(Collected data entries)
_ _ _

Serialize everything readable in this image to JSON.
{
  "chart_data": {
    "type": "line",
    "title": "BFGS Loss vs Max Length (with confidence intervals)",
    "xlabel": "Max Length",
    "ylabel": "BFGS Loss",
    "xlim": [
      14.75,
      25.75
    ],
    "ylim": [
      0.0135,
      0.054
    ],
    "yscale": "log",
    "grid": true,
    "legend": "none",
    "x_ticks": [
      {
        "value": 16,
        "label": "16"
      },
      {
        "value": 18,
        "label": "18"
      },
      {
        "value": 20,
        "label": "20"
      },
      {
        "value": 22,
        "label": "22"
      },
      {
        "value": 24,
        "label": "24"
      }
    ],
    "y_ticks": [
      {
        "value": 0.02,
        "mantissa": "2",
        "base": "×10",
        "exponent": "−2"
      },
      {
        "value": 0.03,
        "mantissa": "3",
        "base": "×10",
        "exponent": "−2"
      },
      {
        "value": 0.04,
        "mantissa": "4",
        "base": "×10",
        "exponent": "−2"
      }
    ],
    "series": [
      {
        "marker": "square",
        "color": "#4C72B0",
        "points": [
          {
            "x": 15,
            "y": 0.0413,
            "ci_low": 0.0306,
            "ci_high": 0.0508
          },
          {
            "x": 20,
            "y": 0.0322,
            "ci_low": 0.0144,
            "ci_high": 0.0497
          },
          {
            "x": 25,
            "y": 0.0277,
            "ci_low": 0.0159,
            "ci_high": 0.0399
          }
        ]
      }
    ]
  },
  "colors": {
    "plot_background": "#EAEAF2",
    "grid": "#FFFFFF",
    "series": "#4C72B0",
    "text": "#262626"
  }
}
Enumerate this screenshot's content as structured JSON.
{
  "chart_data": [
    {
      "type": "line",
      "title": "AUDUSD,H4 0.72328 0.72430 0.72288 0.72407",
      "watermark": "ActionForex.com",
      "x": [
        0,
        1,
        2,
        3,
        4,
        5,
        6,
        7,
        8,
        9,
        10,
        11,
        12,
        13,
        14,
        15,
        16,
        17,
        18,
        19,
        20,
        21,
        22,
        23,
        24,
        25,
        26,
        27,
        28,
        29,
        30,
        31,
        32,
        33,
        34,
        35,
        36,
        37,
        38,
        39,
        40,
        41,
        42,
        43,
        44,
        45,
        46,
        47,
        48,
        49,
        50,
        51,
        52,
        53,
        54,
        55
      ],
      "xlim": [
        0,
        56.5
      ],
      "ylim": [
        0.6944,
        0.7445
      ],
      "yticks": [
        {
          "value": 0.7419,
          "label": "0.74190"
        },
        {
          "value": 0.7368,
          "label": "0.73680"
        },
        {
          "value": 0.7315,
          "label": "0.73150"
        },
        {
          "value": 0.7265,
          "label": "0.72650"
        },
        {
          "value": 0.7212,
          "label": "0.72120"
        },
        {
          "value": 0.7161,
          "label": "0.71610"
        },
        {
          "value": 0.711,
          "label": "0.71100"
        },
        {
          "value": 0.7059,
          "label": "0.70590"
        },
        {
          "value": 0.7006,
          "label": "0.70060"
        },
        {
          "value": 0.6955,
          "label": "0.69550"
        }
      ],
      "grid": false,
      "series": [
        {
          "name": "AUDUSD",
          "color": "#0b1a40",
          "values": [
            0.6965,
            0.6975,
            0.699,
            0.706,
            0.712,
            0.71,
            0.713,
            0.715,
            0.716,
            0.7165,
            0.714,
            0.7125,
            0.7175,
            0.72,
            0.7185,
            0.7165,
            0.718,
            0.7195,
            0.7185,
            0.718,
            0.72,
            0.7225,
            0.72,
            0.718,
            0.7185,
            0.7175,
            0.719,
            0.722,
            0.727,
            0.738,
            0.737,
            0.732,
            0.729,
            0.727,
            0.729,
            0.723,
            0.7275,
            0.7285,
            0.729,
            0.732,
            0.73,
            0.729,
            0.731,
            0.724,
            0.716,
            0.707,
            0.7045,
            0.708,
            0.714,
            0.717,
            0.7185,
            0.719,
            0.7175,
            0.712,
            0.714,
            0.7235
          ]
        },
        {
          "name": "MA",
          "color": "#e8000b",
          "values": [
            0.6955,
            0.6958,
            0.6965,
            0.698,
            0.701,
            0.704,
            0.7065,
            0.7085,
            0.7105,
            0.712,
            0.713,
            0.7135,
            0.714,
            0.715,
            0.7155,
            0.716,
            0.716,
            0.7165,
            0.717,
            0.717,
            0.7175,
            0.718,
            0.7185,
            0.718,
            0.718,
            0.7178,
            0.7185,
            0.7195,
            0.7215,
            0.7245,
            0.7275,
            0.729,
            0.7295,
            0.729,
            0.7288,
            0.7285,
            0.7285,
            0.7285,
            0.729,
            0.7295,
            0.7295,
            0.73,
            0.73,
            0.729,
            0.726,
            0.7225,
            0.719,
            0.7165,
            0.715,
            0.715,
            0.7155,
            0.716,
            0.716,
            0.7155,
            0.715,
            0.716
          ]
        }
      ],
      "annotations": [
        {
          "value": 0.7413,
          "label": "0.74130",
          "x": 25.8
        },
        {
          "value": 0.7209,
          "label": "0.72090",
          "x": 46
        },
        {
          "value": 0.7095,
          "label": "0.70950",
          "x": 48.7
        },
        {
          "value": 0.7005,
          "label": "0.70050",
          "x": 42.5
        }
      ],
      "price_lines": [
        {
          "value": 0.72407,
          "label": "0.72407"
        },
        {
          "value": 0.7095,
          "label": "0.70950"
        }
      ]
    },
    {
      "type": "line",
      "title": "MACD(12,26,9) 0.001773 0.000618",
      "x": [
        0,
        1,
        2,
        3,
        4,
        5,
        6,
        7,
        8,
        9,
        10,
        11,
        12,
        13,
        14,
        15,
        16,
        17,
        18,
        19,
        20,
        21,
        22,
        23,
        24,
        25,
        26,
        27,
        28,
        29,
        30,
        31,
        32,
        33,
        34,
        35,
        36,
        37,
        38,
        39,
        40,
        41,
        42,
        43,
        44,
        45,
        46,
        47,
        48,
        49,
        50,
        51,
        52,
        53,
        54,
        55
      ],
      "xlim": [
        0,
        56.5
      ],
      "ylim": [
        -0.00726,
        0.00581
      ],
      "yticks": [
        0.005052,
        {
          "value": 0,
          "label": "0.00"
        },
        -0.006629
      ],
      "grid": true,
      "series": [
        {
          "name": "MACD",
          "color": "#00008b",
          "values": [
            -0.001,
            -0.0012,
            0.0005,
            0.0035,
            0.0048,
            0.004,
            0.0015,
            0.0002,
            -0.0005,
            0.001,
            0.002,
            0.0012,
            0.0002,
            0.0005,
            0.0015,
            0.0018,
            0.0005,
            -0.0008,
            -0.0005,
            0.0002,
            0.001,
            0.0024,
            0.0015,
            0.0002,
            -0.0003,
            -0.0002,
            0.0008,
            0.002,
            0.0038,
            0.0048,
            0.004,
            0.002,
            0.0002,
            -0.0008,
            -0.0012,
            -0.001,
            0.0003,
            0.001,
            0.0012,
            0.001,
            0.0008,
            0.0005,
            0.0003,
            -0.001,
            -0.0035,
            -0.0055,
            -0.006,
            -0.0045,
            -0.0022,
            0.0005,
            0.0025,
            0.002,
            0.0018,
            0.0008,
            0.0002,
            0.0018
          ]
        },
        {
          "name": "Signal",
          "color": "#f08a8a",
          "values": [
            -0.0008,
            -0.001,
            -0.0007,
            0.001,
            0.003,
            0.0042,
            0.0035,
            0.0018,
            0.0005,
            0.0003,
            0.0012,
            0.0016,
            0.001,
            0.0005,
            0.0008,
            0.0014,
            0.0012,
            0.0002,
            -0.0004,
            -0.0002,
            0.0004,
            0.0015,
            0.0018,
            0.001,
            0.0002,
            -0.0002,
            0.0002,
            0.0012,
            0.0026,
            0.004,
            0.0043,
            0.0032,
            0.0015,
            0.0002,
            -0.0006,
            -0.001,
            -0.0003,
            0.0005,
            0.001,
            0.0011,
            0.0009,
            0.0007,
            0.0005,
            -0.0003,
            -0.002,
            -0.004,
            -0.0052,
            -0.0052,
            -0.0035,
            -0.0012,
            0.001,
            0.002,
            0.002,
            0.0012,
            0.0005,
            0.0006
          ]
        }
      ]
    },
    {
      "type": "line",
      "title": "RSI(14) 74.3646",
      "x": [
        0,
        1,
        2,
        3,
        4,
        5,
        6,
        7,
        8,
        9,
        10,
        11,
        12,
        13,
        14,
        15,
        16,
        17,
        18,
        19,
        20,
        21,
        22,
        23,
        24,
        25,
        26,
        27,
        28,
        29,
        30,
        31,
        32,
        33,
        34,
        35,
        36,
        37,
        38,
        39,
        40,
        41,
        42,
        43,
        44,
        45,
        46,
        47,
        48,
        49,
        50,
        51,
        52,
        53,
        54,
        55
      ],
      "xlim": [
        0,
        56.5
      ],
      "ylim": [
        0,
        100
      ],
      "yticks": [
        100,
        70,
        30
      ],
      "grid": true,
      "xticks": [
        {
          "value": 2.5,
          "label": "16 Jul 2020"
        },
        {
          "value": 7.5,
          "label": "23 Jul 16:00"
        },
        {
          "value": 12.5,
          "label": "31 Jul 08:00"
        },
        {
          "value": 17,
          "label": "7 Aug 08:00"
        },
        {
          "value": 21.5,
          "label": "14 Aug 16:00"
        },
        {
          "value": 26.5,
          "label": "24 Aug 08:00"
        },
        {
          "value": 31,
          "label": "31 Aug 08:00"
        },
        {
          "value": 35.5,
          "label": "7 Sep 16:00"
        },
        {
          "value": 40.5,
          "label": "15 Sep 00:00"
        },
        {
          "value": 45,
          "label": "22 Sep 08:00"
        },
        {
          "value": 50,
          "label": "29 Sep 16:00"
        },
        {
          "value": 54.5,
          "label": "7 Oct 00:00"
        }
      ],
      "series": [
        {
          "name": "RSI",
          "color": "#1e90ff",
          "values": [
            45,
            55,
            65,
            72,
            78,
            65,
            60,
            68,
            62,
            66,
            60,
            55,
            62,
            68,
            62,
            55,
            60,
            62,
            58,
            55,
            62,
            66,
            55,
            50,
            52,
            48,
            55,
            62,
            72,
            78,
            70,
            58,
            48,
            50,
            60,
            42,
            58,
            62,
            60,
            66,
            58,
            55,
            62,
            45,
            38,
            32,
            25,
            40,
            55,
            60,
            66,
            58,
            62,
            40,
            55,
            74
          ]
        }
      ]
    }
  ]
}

_ _ _

* _TASK INSTRUCTIONS_
Looking at the records above, report how many lines contain the word "name". Answer with the number only.

* _ANSWER TO THE EXERCISE_
5